Written request 1:
In the essay on Wall Street speculation, what peak did the Dow Jones Industrial Average reach in October last year?

Document extract:
The revelations of fraud, chicanery and excessive capitalisation that have been made in the courts and elsewhere, have undeceived even the dullest and most credulous believers in the schemes and schemers that took the country by storm in the days of Wall Street's wild and pyrotechnical speculation. Out of evil cometh good, and this change from blind credulity and inordinate inflation to discriminating distrust and severe contraction has exerted a wholesome effect in paving the way to a sounder, safer and generally better state of things both in and out of Wall Street.

 

A wealthy man, of course, can afford high-sounding sentiments. But Clews had some personal experience of the "wholesome effects" he foresaw: his reputation as the Sage of Wall Street derived partly from his having bounced back after personal ruin in the Credit Mobilier scandal of 1873. And surely part of the disbelief and dread accompanying the current sub-prime crisis has been the sheer unfamiliarity of a general broad-based bear market, from which no asset class appears immune.

The inauguration of the modern gilded age is usually dated, inauspiciously, to a Friday the thirteenth, in August 1982, when the US Federal Reserve cut short-term interest rates by 0.5%. The Dow Jones Industrial Average had closed the previous evening at 776.92; in October last year, it peaked at 14,163.53. There have been shocks between times: endogenous, like Black Monday, in October 1987, and the puncturing of the Internet Bubble, in April 2000; and exogenous, like the first Gulf War and September 11. But to have tangible experience of a certifiable financial crisis, you need to have been a market professional for more than a quarter-century - and how many of those are there in the neophilial securities industry?

The foreboding was evinced by the first and most pointless response to September's turmoil: the sudden draconian restrictions on short selling; that is, investing in such a way as to profit from the market falling. It was as though pessimism itself could be forbidden, or at least that it should not be permitted to lead on to profit. A generally rising equity market has become so integral to the backdrop of capitalism that a long-term dislocation seems to imperil the whole project; to bet against it bordered on the treasonable.

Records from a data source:
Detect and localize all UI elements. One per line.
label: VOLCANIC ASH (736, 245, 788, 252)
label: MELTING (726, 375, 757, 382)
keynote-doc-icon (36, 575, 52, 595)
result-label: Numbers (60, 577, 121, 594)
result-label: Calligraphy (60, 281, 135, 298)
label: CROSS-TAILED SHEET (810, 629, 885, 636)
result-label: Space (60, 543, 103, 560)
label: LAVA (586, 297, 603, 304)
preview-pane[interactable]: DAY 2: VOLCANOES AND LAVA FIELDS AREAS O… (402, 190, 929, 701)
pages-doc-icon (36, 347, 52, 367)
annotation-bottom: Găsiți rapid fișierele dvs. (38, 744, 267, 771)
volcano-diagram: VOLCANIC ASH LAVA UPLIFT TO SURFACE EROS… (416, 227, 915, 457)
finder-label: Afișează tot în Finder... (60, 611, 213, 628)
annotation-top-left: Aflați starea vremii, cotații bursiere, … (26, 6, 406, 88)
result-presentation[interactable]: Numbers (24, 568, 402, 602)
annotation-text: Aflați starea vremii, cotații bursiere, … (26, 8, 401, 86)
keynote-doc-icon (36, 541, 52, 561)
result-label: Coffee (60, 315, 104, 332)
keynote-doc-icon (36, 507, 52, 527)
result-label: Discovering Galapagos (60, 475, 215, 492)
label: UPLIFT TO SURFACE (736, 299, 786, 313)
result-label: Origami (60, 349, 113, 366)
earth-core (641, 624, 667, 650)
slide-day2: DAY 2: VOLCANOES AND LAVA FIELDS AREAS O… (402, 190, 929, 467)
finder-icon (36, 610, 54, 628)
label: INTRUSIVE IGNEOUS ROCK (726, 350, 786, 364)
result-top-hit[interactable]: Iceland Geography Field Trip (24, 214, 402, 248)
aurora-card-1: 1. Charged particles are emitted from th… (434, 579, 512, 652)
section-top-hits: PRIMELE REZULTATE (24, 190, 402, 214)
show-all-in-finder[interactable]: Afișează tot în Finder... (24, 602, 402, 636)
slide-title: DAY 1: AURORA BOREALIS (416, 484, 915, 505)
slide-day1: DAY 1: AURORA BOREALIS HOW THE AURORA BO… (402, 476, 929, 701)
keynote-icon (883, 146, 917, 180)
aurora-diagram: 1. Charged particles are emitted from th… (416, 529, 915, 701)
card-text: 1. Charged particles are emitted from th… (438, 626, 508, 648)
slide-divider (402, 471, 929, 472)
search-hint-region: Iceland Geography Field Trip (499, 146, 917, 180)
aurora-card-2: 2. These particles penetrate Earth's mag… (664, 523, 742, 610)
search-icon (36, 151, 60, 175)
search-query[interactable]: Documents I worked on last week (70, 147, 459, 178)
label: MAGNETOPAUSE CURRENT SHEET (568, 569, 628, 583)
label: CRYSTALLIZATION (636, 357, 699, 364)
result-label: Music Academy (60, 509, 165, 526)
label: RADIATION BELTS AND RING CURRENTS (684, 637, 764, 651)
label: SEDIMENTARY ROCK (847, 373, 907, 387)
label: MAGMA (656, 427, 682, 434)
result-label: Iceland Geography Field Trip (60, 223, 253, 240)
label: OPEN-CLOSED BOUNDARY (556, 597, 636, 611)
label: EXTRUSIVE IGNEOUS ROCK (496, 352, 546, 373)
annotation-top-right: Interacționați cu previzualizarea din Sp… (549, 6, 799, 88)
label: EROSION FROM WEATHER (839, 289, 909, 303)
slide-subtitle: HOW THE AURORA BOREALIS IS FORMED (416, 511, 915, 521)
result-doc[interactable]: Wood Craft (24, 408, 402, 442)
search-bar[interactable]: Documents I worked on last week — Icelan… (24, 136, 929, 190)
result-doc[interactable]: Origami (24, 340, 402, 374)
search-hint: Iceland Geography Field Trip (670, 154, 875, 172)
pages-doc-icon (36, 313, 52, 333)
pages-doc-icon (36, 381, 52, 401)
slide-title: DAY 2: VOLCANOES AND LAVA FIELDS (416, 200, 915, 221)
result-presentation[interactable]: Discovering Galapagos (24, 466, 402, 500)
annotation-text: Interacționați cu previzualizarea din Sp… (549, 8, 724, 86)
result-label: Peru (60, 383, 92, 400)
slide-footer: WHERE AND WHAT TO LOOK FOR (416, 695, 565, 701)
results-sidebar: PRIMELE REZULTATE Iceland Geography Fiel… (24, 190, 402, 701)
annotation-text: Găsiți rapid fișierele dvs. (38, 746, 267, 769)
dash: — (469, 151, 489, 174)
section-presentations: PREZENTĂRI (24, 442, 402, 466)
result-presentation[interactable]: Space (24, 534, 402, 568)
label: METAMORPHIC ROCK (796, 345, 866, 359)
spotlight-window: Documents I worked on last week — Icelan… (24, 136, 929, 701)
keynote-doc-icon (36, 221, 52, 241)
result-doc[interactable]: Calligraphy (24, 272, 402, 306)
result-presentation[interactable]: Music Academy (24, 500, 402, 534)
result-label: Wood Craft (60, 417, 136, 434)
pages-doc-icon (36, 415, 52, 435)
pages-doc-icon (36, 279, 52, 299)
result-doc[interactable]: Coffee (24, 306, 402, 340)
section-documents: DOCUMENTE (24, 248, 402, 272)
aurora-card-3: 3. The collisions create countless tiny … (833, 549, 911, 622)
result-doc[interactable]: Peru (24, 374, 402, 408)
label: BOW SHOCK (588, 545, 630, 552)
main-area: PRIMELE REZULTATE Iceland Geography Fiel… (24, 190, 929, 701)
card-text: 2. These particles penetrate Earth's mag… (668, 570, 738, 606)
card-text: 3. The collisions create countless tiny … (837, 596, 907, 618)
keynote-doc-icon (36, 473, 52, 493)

Written request 2:
Convert the entries into a JSON list of strings, one string per line with blank lines omitted, starting from the first line of the entries and continuing through the line that contains "result-label: Space (60, 543, 103, 560)".

Full solution 1:
It peaked at 14,163.53.

Full solution 2:
[
  "Detect and localize all UI elements. One per line.",
  "label: VOLCANIC ASH (736, 245, 788, 252)",
  "label: MELTING (726, 375, 757, 382)",
  "keynote-doc-icon (36, 575, 52, 595)",
  "result-label: Numbers (60, 577, 121, 594)",
  "result-label: Calligraphy (60, 281, 135, 298)",
  "label: CROSS-TAILED SHEET (810, 629, 885, 636)",
  "result-label: Space (60, 543, 103, 560)"
]